[Dataset rows about figures]
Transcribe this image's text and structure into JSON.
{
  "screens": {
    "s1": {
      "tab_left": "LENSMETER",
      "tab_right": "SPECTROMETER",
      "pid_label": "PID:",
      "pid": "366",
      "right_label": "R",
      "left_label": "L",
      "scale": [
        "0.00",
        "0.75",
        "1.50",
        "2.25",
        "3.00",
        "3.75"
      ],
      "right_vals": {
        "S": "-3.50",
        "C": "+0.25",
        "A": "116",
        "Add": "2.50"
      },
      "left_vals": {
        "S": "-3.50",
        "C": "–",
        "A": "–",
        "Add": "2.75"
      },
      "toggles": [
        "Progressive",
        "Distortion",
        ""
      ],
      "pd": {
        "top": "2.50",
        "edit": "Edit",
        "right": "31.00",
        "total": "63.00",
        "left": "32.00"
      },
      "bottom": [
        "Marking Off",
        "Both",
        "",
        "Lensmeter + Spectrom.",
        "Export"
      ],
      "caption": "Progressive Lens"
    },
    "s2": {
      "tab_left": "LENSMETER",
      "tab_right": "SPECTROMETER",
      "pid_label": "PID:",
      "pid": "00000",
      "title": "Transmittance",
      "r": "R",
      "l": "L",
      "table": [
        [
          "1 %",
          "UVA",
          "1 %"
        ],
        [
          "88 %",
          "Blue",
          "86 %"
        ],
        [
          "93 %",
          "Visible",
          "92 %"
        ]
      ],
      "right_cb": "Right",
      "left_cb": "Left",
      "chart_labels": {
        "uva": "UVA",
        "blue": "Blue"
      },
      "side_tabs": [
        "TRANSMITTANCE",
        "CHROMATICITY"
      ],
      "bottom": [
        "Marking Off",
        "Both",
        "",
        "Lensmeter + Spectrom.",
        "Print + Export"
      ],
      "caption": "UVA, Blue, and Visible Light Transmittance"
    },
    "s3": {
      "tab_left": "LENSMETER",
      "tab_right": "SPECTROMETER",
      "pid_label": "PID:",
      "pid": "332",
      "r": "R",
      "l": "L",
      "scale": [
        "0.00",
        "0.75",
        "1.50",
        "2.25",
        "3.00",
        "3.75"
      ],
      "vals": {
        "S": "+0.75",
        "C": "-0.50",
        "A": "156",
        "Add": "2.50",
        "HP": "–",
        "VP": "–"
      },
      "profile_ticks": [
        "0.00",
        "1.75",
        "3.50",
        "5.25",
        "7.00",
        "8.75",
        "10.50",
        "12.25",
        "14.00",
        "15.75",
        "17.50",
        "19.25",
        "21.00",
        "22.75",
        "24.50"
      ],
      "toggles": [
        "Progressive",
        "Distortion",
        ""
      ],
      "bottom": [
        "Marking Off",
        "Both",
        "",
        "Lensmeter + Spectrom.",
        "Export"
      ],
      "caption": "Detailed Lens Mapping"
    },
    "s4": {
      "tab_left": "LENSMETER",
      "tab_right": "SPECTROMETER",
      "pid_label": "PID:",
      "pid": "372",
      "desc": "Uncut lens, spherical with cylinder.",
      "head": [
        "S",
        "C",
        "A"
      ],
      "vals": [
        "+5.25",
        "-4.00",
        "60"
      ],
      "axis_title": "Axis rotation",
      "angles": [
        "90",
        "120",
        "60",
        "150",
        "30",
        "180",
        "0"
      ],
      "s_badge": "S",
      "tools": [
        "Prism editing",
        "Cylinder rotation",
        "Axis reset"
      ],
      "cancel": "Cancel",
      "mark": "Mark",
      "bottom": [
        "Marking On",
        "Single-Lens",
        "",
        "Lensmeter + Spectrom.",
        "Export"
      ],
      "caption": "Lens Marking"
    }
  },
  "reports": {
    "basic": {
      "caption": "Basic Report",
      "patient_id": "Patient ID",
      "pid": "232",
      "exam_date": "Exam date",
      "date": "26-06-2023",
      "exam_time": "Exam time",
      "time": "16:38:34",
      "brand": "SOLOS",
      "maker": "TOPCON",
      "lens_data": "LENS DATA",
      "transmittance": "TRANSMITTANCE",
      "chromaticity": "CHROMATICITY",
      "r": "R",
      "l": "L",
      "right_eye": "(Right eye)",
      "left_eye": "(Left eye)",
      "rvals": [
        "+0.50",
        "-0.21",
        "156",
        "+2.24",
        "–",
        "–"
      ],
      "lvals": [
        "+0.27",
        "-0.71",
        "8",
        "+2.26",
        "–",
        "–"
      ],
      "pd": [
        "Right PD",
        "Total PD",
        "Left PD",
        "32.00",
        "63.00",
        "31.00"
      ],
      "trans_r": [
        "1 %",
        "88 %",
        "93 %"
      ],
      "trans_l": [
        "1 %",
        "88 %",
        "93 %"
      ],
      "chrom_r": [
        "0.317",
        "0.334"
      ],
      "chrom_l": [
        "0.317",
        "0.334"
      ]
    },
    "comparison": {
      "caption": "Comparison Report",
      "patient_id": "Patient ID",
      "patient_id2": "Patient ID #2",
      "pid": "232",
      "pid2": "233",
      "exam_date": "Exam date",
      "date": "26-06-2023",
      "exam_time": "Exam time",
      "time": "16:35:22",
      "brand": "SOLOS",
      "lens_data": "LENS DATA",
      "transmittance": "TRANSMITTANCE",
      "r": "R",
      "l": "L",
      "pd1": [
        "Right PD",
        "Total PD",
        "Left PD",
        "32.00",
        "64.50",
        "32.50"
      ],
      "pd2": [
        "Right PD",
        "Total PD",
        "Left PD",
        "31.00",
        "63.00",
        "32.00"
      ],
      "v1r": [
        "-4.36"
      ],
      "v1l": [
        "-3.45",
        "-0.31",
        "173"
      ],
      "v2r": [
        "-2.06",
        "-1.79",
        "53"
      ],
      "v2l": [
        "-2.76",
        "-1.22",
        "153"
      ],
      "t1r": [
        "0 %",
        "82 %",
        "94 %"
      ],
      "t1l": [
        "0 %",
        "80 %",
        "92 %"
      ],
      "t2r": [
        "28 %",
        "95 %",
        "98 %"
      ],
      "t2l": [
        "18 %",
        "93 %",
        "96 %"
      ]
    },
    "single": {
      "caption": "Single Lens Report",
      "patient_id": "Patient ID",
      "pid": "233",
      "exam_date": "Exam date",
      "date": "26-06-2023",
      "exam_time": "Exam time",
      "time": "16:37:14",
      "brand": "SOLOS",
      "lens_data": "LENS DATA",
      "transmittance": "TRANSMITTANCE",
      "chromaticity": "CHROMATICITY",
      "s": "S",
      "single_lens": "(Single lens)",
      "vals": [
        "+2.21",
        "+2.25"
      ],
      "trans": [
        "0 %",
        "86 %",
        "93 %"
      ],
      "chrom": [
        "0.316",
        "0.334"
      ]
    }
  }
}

# INSTRUCTION
Reproduce each entry above exactly, keeping every word.

# FINAL ANSWER
Transcribe this image's text and structure into JSON.
{
  "screens": {
    "s1": {
      "tab_left": "LENSMETER",
      "tab_right": "SPECTROMETER",
      "pid_label": "PID:",
      "pid": "366",
      "right_label": "R",
      "left_label": "L",
      "scale": [
        "0.00",
        "0.75",
        "1.50",
        "2.25",
        "3.00",
        "3.75"
      ],
      "right_vals": {
        "S": "-3.50",
        "C": "+0.25",
        "A": "116",
        "Add": "2.50"
      },
      "left_vals": {
        "S": "-3.50",
        "C": "–",
        "A": "–",
        "Add": "2.75"
      },
      "toggles": [
        "Progressive",
        "Distortion",
        ""
      ],
      "pd": {
        "top": "2.50",
        "edit": "Edit",
        "right": "31.00",
        "total": "63.00",
        "left": "32.00"
      },
      "bottom": [
        "Marking Off",
        "Both",
        "",
        "Lensmeter + Spectrom.",
        "Export"
      ],
      "caption": "Progressive Lens"
    },
    "s2": {
      "tab_left": "LENSMETER",
      "tab_right": "SPECTROMETER",
      "pid_label": "PID:",
      "pid": "00000",
      "title": "Transmittance",
      "r": "R",
      "l": "L",
      "table": [
        [
          "1 %",
          "UVA",
          "1 %"
        ],
        [
          "88 %",
          "Blue",
          "86 %"
        ],
        [
          "93 %",
          "Visible",
          "92 %"
        ]
      ],
      "right_cb": "Right",
      "left_cb": "Left",
      "chart_labels": {
        "uva": "UVA",
        "blue": "Blue"
      },
      "side_tabs": [
        "TRANSMITTANCE",
        "CHROMATICITY"
      ],
      "bottom": [
        "Marking Off",
        "Both",
        "",
        "Lensmeter + Spectrom.",
        "Print + Export"
      ],
      "caption": "UVA, Blue, and Visible Light Transmittance"
    },
    "s3": {
      "tab_left": "LENSMETER",
      "tab_right": "SPECTROMETER",
      "pid_label": "PID:",
      "pid": "332",
      "r": "R",
      "l": "L",
      "scale": [
        "0.00",
        "0.75",
        "1.50",
        "2.25",
        "3.00",
        "3.75"
      ],
      "vals": {
        "S": "+0.75",
        "C": "-0.50",
        "A": "156",
        "Add": "2.50",
        "HP": "–",
        "VP": "–"
      },
      "profile_ticks": [
        "0.00",
        "1.75",
        "3.50",
        "5.25",
        "7.00",
        "8.75",
        "10.50",
        "12.25",
        "14.00",
        "15.75",
        "17.50",
        "19.25",
        "21.00",
        "22.75",
        "24.50"
      ],
      "toggles": [
        "Progressive",
        "Distortion",
        ""
      ],
      "bottom": [
        "Marking Off",
        "Both",
        "",
        "Lensmeter + Spectrom.",
        "Export"
      ],
      "caption": "Detailed Lens Mapping"
    },
    "s4": {
      "tab_left": "LENSMETER",
      "tab_right": "SPECTROMETER",
      "pid_label": "PID:",
      "pid": "372",
      "desc": "Uncut lens, spherical with cylinder.",
      "head": [
        "S",
        "C",
        "A"
      ],
      "vals": [
        "+5.25",
        "-4.00",
        "60"
      ],
      "axis_title": "Axis rotation",
      "angles": [
        "90",
        "120",
        "60",
        "150",
        "30",
        "180",
        "0"
      ],
      "s_badge": "S",
      "tools": [
        "Prism editing",
        "Cylinder rotation",
        "Axis reset"
      ],
      "cancel": "Cancel",
      "mark": "Mark",
      "bottom": [
        "Marking On",
        "Single-Lens",
        "",
        "Lensmeter + Spectrom.",
        "Export"
      ],
      "caption": "Lens Marking"
    }
  },
  "reports": {
    "basic": {
      "caption": "Basic Report",
      "patient_id": "Patient ID",
      "pid": "232",
      "exam_date": "Exam date",
      "date": "26-06-2023",
      "exam_time": "Exam time",
      "time": "16:38:34",
      "brand": "SOLOS",
      "maker": "TOPCON",
      "lens_data": "LENS DATA",
      "transmittance": "TRANSMITTANCE",
      "chromaticity": "CHROMATICITY",
      "r": "R",
      "l": "L",
      "right_eye": "(Right eye)",
      "left_eye": "(Left eye)",
      "rvals": [
        "+0.50",
        "-0.21",
        "156",
        "+2.24",
        "–",
        "–"
      ],
      "lvals": [
        "+0.27",
        "-0.71",
        "8",
        "+2.26",
        "–",
        "–"
      ],
      "pd": [
        "Right PD",
        "Total PD",
        "Left PD",
        "32.00",
        "63.00",
        "31.00"
      ],
      "trans_r": [
        "1 %",
        "88 %",
        "93 %"
      ],
      "trans_l": [
        "1 %",
        "88 %",
        "93 %"
      ],
      "chrom_r": [
        "0.317",
        "0.334"
      ],
      "chrom_l": [
        "0.317",
        "0.334"
      ]
    },
    "comparison": {
      "caption": "Comparison Report",
      "patient_id": "Patient ID",
      "patient_id2": "Patient ID #2",
      "pid": "232",
      "pid2": "233",
      "exam_date": "Exam date",
      "date": "26-06-2023",
      "exam_time": "Exam time",
      "time": "16:35:22",
      "brand": "SOLOS",
      "lens_data": "LENS DATA",
      "transmittance": "TRANSMITTANCE",
      "r": "R",
      "l": "L",
      "pd1": [
        "Right PD",
        "Total PD",
        "Left PD",
        "32.00",
        "64.50",
        "32.50"
      ],
      "pd2": [
        "Right PD",
        "Total PD",
        "Left PD",
        "31.00",
        "63.00",
        "32.00"
      ],
      "v1r": [
        "-4.36"
      ],
      "v1l": [
        "-3.45",
        "-0.31",
        "173"
      ],
      "v2r": [
        "-2.06",
        "-1.79",
        "53"
      ],
      "v2l": [
        "-2.76",
        "-1.22",
        "153"
      ],
      "t1r": [
        "0 %",
        "82 %",
        "94 %"
      ],
      "t1l": [
        "0 %",
        "80 %",
        "92 %"
      ],
      "t2r": [
        "28 %",
        "95 %",
        "98 %"
      ],
      "t2l": [
        "18 %",
        "93 %",
        "96 %"
      ]
    },
    "single": {
      "caption": "Single Lens Report",
      "patient_id": "Patient ID",
      "pid": "233",
      "exam_date": "Exam date",
      "date": "26-06-2023",
      "exam_time": "Exam time",
      "time": "16:37:14",
      "brand": "SOLOS",
      "lens_data": "LENS DATA",
      "transmittance": "TRANSMITTANCE",
      "chromaticity": "CHROMATICITY",
      "s": "S",
      "single_lens": "(Single lens)",
      "vals": [
        "+2.21",
        "+2.25"
      ],
      "trans": [
        "0 %",
        "86 %",
        "93 %"
      ],
      "chrom": [
        "0.316",
        "0.334"
      ]
    }
  }
}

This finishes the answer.